- Data:
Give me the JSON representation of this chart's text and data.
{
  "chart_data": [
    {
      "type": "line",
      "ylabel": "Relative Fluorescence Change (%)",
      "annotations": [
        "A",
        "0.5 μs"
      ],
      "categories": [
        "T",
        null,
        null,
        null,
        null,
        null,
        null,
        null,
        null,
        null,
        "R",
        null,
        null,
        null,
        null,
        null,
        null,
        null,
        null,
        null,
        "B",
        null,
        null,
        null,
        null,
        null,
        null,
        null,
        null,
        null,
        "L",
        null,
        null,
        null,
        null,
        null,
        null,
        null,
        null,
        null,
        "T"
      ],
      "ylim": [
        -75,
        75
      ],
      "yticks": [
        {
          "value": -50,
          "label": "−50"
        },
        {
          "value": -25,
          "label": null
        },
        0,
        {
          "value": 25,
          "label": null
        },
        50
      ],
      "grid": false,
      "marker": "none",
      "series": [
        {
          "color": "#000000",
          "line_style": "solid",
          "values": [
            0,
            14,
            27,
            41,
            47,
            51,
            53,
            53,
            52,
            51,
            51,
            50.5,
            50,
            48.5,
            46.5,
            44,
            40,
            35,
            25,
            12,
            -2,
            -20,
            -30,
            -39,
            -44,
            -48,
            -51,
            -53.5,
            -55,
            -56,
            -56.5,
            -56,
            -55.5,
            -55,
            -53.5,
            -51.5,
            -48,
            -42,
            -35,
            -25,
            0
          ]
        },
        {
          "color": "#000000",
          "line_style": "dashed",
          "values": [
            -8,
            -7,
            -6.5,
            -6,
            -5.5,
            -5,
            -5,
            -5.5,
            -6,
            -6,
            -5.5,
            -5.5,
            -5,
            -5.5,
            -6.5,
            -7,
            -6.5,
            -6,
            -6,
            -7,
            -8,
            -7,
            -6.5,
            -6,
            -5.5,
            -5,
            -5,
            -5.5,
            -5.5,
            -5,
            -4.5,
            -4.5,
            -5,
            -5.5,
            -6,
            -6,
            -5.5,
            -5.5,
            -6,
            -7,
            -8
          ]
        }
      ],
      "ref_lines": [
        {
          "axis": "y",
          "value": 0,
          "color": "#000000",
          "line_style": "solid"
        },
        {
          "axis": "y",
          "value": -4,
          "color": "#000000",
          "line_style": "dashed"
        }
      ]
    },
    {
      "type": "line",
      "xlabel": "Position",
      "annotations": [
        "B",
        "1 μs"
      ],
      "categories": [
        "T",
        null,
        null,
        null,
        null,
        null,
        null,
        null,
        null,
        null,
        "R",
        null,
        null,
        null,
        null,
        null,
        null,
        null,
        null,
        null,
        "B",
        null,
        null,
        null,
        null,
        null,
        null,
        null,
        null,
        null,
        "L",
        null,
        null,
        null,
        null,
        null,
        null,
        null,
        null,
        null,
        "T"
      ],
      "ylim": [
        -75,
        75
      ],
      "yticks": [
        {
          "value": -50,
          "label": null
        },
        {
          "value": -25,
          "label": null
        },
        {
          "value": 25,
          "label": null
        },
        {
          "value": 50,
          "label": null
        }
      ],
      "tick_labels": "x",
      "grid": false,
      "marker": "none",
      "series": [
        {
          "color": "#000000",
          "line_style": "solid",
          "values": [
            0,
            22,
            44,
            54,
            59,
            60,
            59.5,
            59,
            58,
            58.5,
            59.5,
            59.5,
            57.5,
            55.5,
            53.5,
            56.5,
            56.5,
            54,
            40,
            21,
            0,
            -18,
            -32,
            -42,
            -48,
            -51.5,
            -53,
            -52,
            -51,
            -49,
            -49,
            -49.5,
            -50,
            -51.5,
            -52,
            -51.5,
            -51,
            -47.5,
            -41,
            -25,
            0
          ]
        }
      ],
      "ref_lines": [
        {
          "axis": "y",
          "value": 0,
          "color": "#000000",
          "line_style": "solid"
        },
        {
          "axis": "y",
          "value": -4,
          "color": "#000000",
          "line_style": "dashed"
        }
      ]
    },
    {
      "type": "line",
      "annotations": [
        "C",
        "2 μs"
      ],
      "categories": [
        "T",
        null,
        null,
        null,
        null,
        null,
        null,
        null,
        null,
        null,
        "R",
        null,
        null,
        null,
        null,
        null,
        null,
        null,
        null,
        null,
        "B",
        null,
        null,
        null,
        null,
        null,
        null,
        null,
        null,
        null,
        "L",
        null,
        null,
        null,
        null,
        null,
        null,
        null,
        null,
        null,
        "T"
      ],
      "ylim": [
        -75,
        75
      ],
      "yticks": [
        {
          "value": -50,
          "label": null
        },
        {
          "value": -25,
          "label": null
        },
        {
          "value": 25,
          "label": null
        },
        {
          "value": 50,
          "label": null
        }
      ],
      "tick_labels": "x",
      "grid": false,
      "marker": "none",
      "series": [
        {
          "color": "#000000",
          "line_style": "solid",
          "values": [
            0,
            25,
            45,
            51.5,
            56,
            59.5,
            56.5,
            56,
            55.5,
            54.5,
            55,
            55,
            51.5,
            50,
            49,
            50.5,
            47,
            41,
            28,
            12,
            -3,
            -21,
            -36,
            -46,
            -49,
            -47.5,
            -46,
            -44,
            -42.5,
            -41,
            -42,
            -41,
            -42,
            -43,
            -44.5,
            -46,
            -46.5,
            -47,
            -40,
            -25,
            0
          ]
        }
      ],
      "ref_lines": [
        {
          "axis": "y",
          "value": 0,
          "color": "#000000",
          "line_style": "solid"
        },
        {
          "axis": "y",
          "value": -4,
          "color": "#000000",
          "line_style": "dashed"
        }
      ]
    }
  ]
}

- Written exercise: Take the lines above and retype all of them exactly.

- The reply:
Give me the JSON representation of this chart's text and data.
{
  "chart_data": [
    {
      "type": "line",
      "ylabel": "Relative Fluorescence Change (%)",
      "annotations": [
        "A",
        "0.5 μs"
      ],
      "categories": [
        "T",
        null,
        null,
        null,
        null,
        null,
        null,
        null,
        null,
        null,
        "R",
        null,
        null,
        null,
        null,
        null,
        null,
        null,
        null,
        null,
        "B",
        null,
        null,
        null,
        null,
        null,
        null,
        null,
        null,
        null,
        "L",
        null,
        null,
        null,
        null,
        null,
        null,
        null,
        null,
        null,
        "T"
      ],
      "ylim": [
        -75,
        75
      ],
      "yticks": [
        {
          "value": -50,
          "label": "−50"
        },
        {
          "value": -25,
          "label": null
        },
        0,
        {
          "value": 25,
          "label": null
        },
        50
      ],
      "grid": false,
      "marker": "none",
      "series": [
        {
          "color": "#000000",
          "line_style": "solid",
          "values": [
            0,
            14,
            27,
            41,
            47,
            51,
            53,
            53,
            52,
            51,
            51,
            50.5,
            50,
            48.5,
            46.5,
            44,
            40,
            35,
            25,
            12,
            -2,
            -20,
            -30,
            -39,
            -44,
            -48,
            -51,
            -53.5,
            -55,
            -56,
            -56.5,
            -56,
            -55.5,
            -55,
            -53.5,
            -51.5,
            -48,
            -42,
            -35,
            -25,
            0
          ]
        },
        {
          "color": "#000000",
          "line_style": "dashed",
          "values": [
            -8,
            -7,
            -6.5,
            -6,
            -5.5,
            -5,
            -5,
            -5.5,
            -6,
            -6,
            -5.5,
            -5.5,
            -5,
            -5.5,
            -6.5,
            -7,
            -6.5,
            -6,
            -6,
            -7,
            -8,
            -7,
            -6.5,
            -6,
            -5.5,
            -5,
            -5,
            -5.5,
            -5.5,
            -5,
            -4.5,
            -4.5,
            -5,
            -5.5,
            -6,
            -6,
            -5.5,
            -5.5,
            -6,
            -7,
            -8
          ]
        }
      ],
      "ref_lines": [
        {
          "axis": "y",
          "value": 0,
          "color": "#000000",
          "line_style": "solid"
        },
        {
          "axis": "y",
          "value": -4,
          "color": "#000000",
          "line_style": "dashed"
        }
      ]
    },
    {
      "type": "line",
      "xlabel": "Position",
      "annotations": [
        "B",
        "1 μs"
      ],
      "categories": [
        "T",
        null,
        null,
        null,
        null,
        null,
        null,
        null,
        null,
        null,
        "R",
        null,
        null,
        null,
        null,
        null,
        null,
        null,
        null,
        null,
        "B",
        null,
        null,
        null,
        null,
        null,
        null,
        null,
        null,
        null,
        "L",
        null,
        null,
        null,
        null,
        null,
        null,
        null,
        null,
        null,
        "T"
      ],
      "ylim": [
        -75,
        75
      ],
      "yticks": [
        {
          "value": -50,
          "label": null
        },
        {
          "value": -25,
          "label": null
        },
        {
          "value": 25,
          "label": null
        },
        {
          "value": 50,
          "label": null
        }
      ],
      "tick_labels": "x",
      "grid": false,
      "marker": "none",
      "series": [
        {
          "color": "#000000",
          "line_style": "solid",
          "values": [
            0,
            22,
            44,
            54,
            59,
            60,
            59.5,
            59,
            58,
            58.5,
            59.5,
            59.5,
            57.5,
            55.5,
            53.5,
            56.5,
            56.5,
            54,
            40,
            21,
            0,
            -18,
            -32,
            -42,
            -48,
            -51.5,
            -53,
            -52,
            -51,
            -49,
            -49,
            -49.5,
            -50,
            -51.5,
            -52,
            -51.5,
            -51,
            -47.5,
            -41,
            -25,
            0
          ]
        }
      ],
      "ref_lines": [
        {
          "axis": "y",
          "value": 0,
          "color": "#000000",
          "line_style": "solid"
        },
        {
          "axis": "y",
          "value": -4,
          "color": "#000000",
          "line_style": "dashed"
        }
      ]
    },
    {
      "type": "line",
      "annotations": [
        "C",
        "2 μs"
      ],
      "categories": [
        "T",
        null,
        null,
        null,
        null,
        null,
        null,
        null,
        null,
        null,
        "R",
        null,
        null,
        null,
        null,
        null,
        null,
        null,
        null,
        null,
        "B",
        null,
        null,
        null,
        null,
        null,
        null,
        null,
        null,
        null,
        "L",
        null,
        null,
        null,
        null,
        null,
        null,
        null,
        null,
        null,
        "T"
      ],
      "ylim": [
        -75,
        75
      ],
      "yticks": [
        {
          "value": -50,
          "label": null
        },
        {
          "value": -25,
          "label": null
        },
        {
          "value": 25,
          "label": null
        },
        {
          "value": 50,
          "label": null
        }
      ],
      "tick_labels": "x",
      "grid": false,
      "marker": "none",
      "series": [
        {
          "color": "#000000",
          "line_style": "solid",
          "values": [
            0,
            25,
            45,
            51.5,
            56,
            59.5,
            56.5,
            56,
            55.5,
            54.5,
            55,
            55,
            51.5,
            50,
            49,
            50.5,
            47,
            41,
            28,
            12,
            -3,
            -21,
            -36,
            -46,
            -49,
            -47.5,
            -46,
            -44,
            -42.5,
            -41,
            -42,
            -41,
            -42,
            -43,
            -44.5,
            -46,
            -46.5,
            -47,
            -40,
            -25,
            0
          ]
        }
      ],
      "ref_lines": [
        {
          "axis": "y",
          "value": 0,
          "color": "#000000",
          "line_style": "solid"
        },
        {
          "axis": "y",
          "value": -4,
          "color": "#000000",
          "line_style": "dashed"
        }
      ]
    }
  ]
}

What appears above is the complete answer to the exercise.